What to produce — Search the records for "Fruit" and copy each line that holds it.

Figure data in JSON —
* * *

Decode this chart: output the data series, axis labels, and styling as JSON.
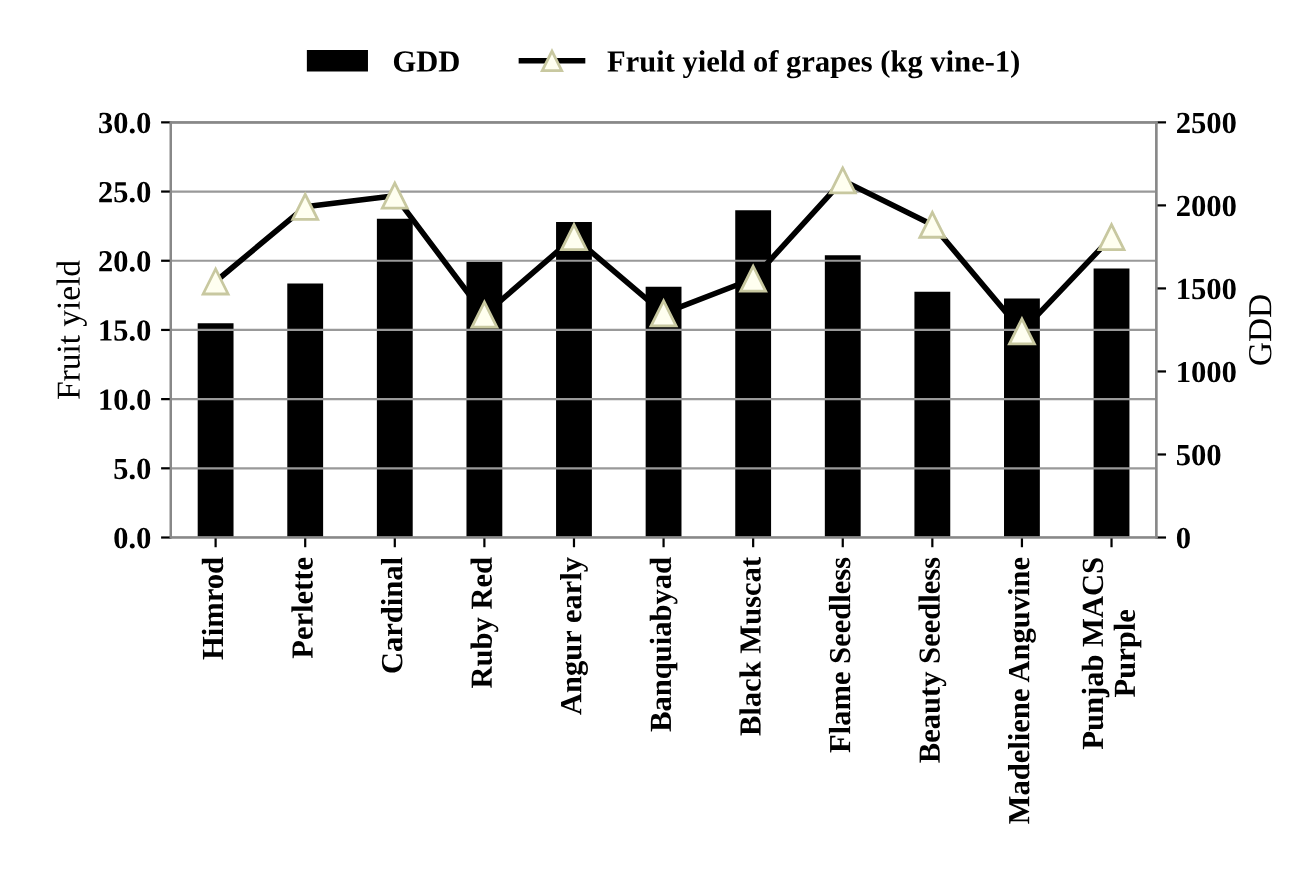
{
  "chart_data": {
    "type": "bar",
    "categories": [
      "Himrod",
      "Perlette",
      "Cardinal",
      "Ruby Red",
      "Angur early",
      "Banquiabyad",
      "Black Muscat",
      "Flame Seedless",
      "Beauty Seedless",
      "Madeliene Anguvine",
      "Punjab MACS\nPurple"
    ],
    "series": [
      {
        "name": "GDD",
        "axis": "y2",
        "color": "#000000",
        "values": [
          1290,
          1530,
          1920,
          1660,
          1900,
          1510,
          1970,
          1700,
          1480,
          1440,
          1620
        ]
      },
      {
        "name": "Fruit yield of grapes (kg vine-1)",
        "type": "line",
        "color": "#000000",
        "marker": "triangle",
        "values": [
          18.5,
          23.9,
          24.7,
          16.1,
          21.7,
          16.2,
          18.7,
          25.8,
          22.6,
          14.9,
          21.7
        ]
      }
    ],
    "ylabel": "Fruit yield",
    "y2label": "GDD",
    "ylim": [
      0,
      30
    ],
    "yticks": [
      {
        "value": 0,
        "label": "0.0"
      },
      {
        "value": 5,
        "label": "5.0"
      },
      {
        "value": 10,
        "label": "10.0"
      },
      {
        "value": 15,
        "label": "15.0"
      },
      {
        "value": 20,
        "label": "20.0"
      },
      {
        "value": 25,
        "label": "25.0"
      },
      {
        "value": 30,
        "label": "30.0"
      }
    ],
    "y2lim": [
      0,
      2500
    ],
    "y2ticks": [
      0,
      500,
      1000,
      1500,
      2000,
      2500
    ],
    "grid": "y",
    "legend": "top"
  }
}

* * *

Completed task —
        "name": "Fruit yield of grapes (kg vine-1)",
    "ylabel": "Fruit yield",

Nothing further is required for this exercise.